[Task to carry out]
Check every line below for the string "Recognizes", and copy the lines that contain it.

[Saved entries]

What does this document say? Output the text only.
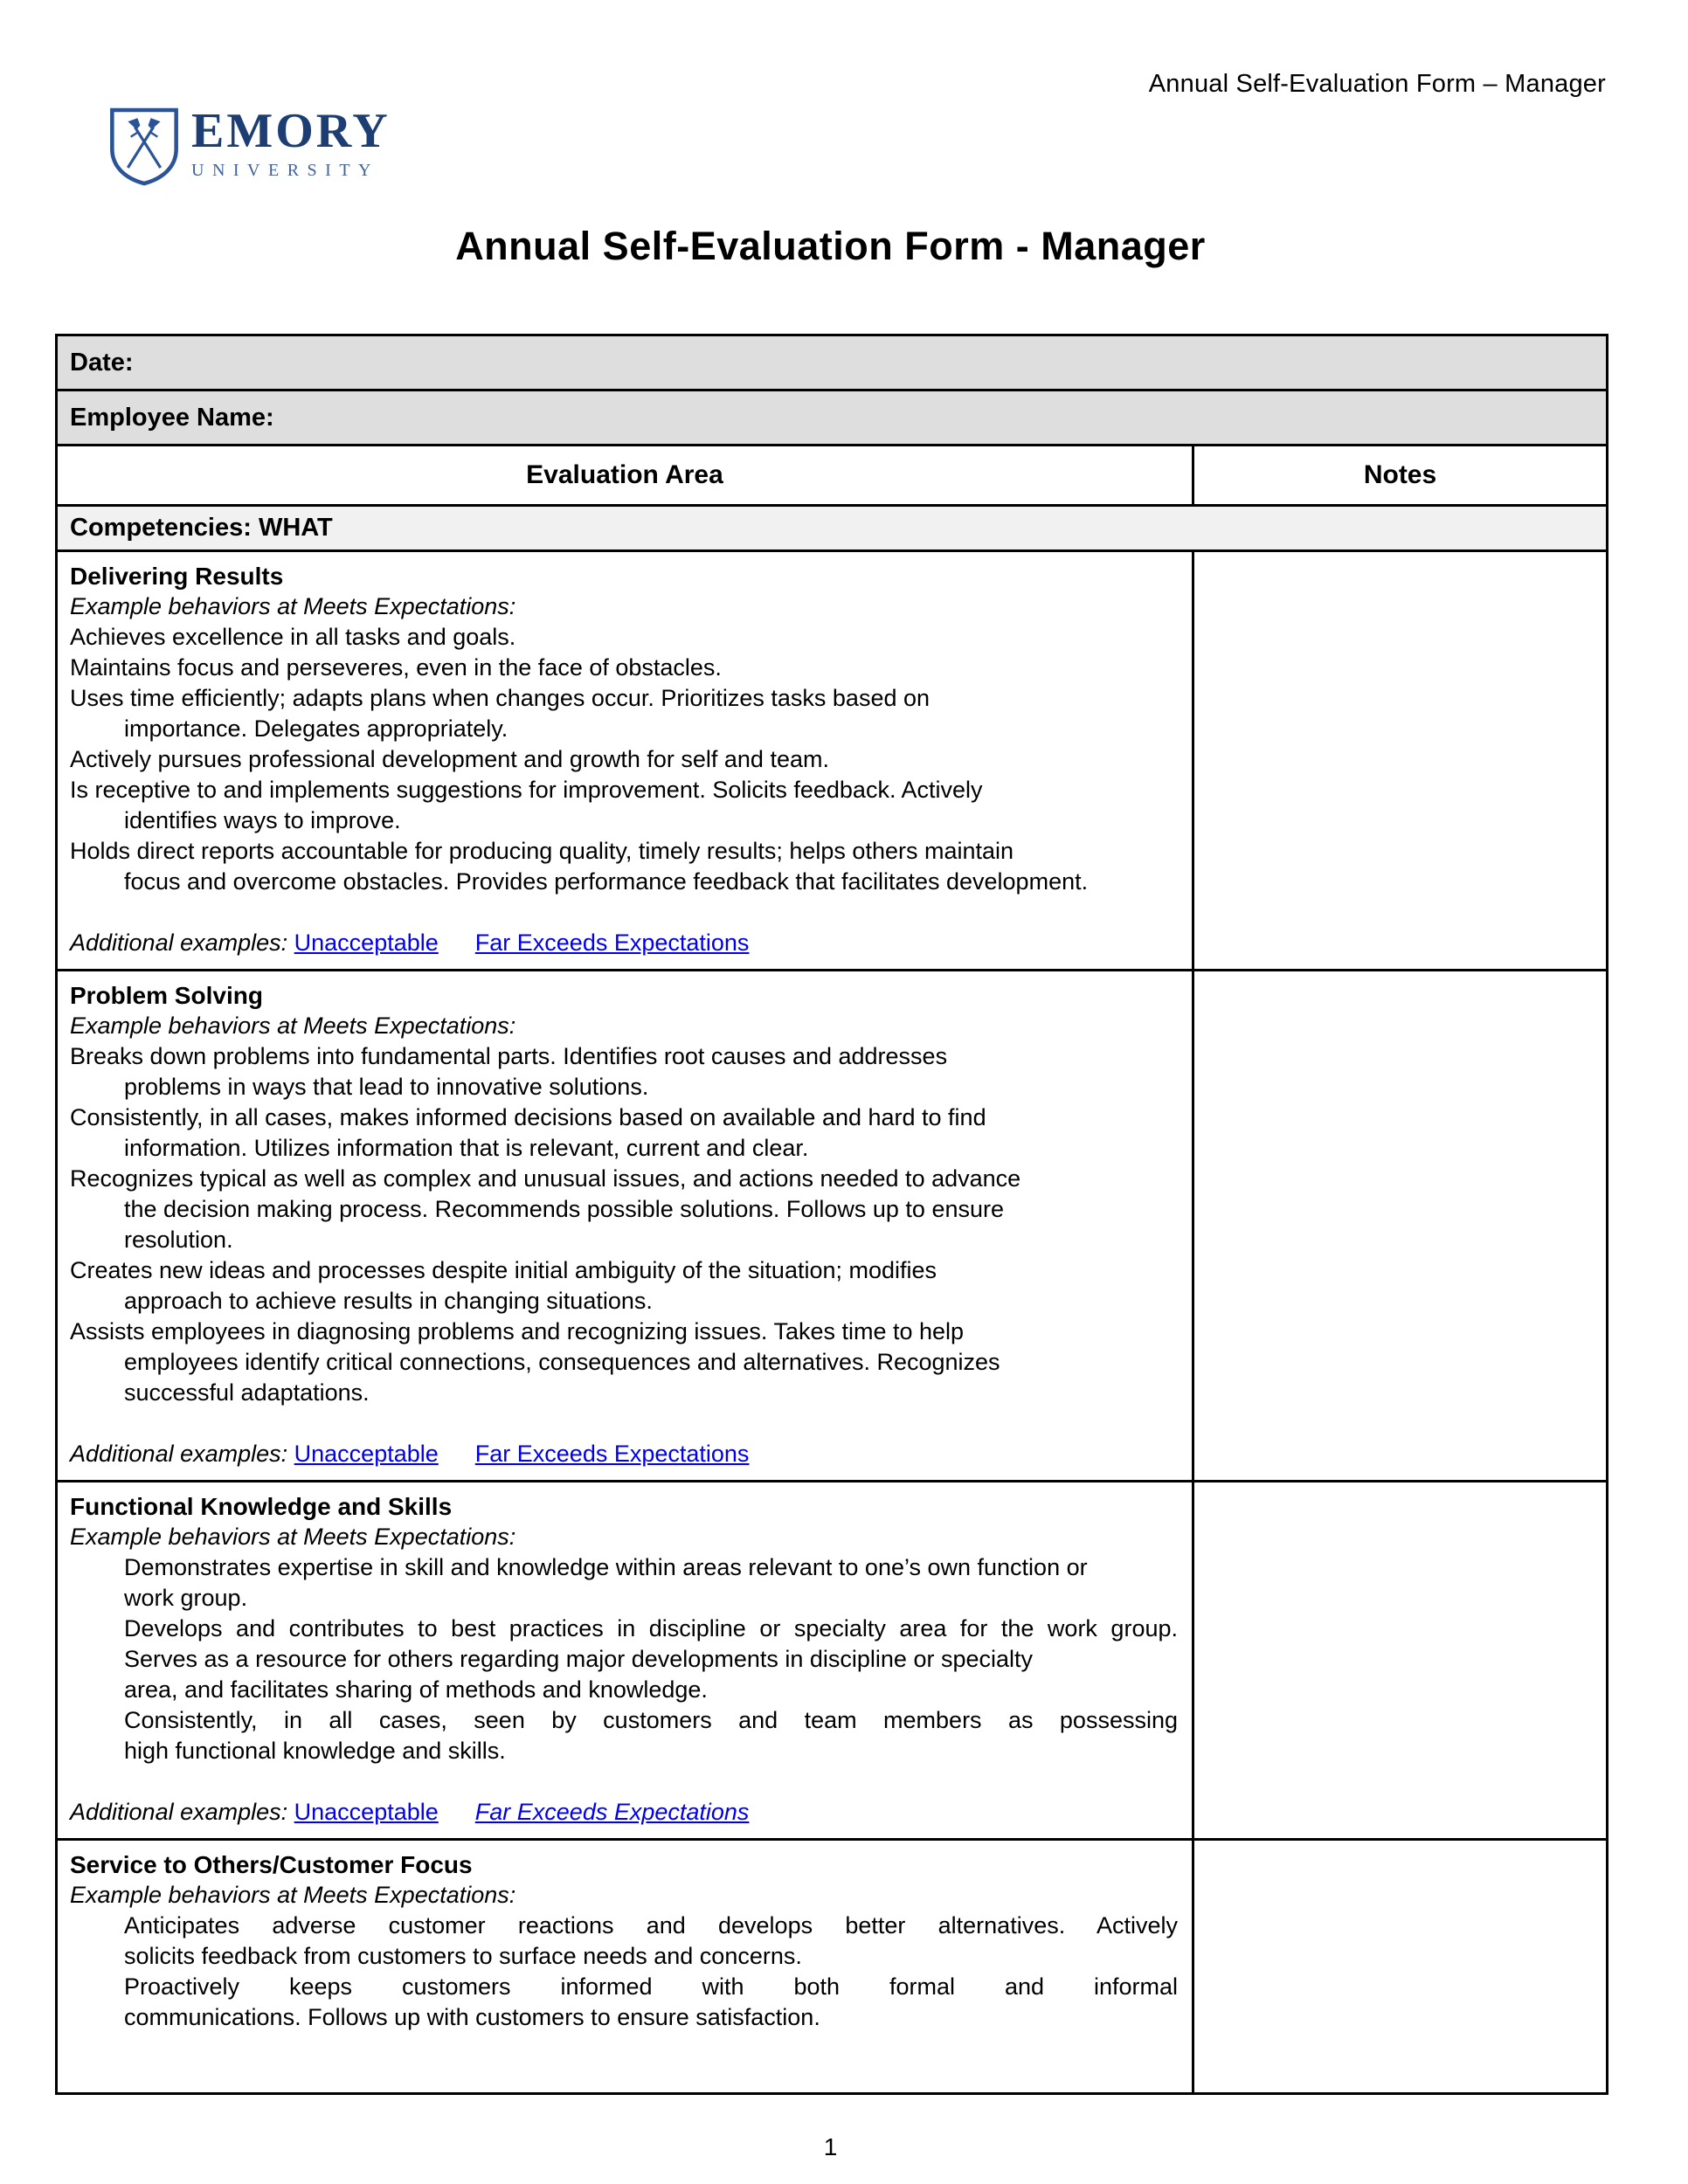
EMORY
UNIVERSITY
Annual Self-Evaluation Form – Manager
Annual Self-Evaluation Form - Manager
Date:	
Employee Name:	
Evaluation Area	Notes
Competencies: WHAT	

Delivering Results
Example behaviors at Meets Expectations:
Achieves excellence in all tasks and goals.
Maintains focus and perseveres, even in the face of obstacles.
Uses time efficiently; adapts plans when changes occur. Prioritizes tasks based on
importance. Delegates appropriately.
Actively pursues professional development and growth for self and team.
Is receptive to and implements suggestions for improvement. Solicits feedback. Actively
identifies ways to improve.
Holds direct reports accountable for producing quality, timely results; helps others maintain
focus and overcome obstacles. Provides performance feedback that facilitates development.
Additional examples: Unacceptable Far Exceeds Expectations

Problem Solving
Example behaviors at Meets Expectations:
Breaks down problems into fundamental parts. Identifies root causes and addresses
problems in ways that lead to innovative solutions.
Consistently, in all cases, makes informed decisions based on available and hard to find
information. Utilizes information that is relevant, current and clear.
Recognizes typical as well as complex and unusual issues, and actions needed to advance
the decision making process. Recommends possible solutions. Follows up to ensure
resolution.
Creates new ideas and processes despite initial ambiguity of the situation; modifies
approach to achieve results in changing situations.
Assists employees in diagnosing problems and recognizing issues. Takes time to help
employees identify critical connections, consequences and alternatives. Recognizes
successful adaptations.
Additional examples: Unacceptable Far Exceeds Expectations

Functional Knowledge and Skills
Example behaviors at Meets Expectations:
Demonstrates expertise in skill and knowledge within areas relevant to one’s own function or
work group.
Develops and contributes to best practices in discipline or specialty area for the work group.
Serves as a resource for others regarding major developments in discipline or specialty
area, and facilitates sharing of methods and knowledge.
Consistently, in all cases, seen by customers and team members as possessing
high functional knowledge and skills.
Additional examples: Unacceptable Far Exceeds Expectations

Service to Others/Customer Focus
Example behaviors at Meets Expectations:
Anticipates adverse customer reactions and develops better alternatives. Actively
solicits feedback from customers to surface needs and concerns.
Proactively keeps customers informed with both formal and informal
communications. Follows up with customers to ensure satisfaction.

1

[Answer to the exercise]
Recognizes typical as well as complex and unusual issues, and actions needed to advance
employees identify critical connections, consequences and alternatives. Recognizes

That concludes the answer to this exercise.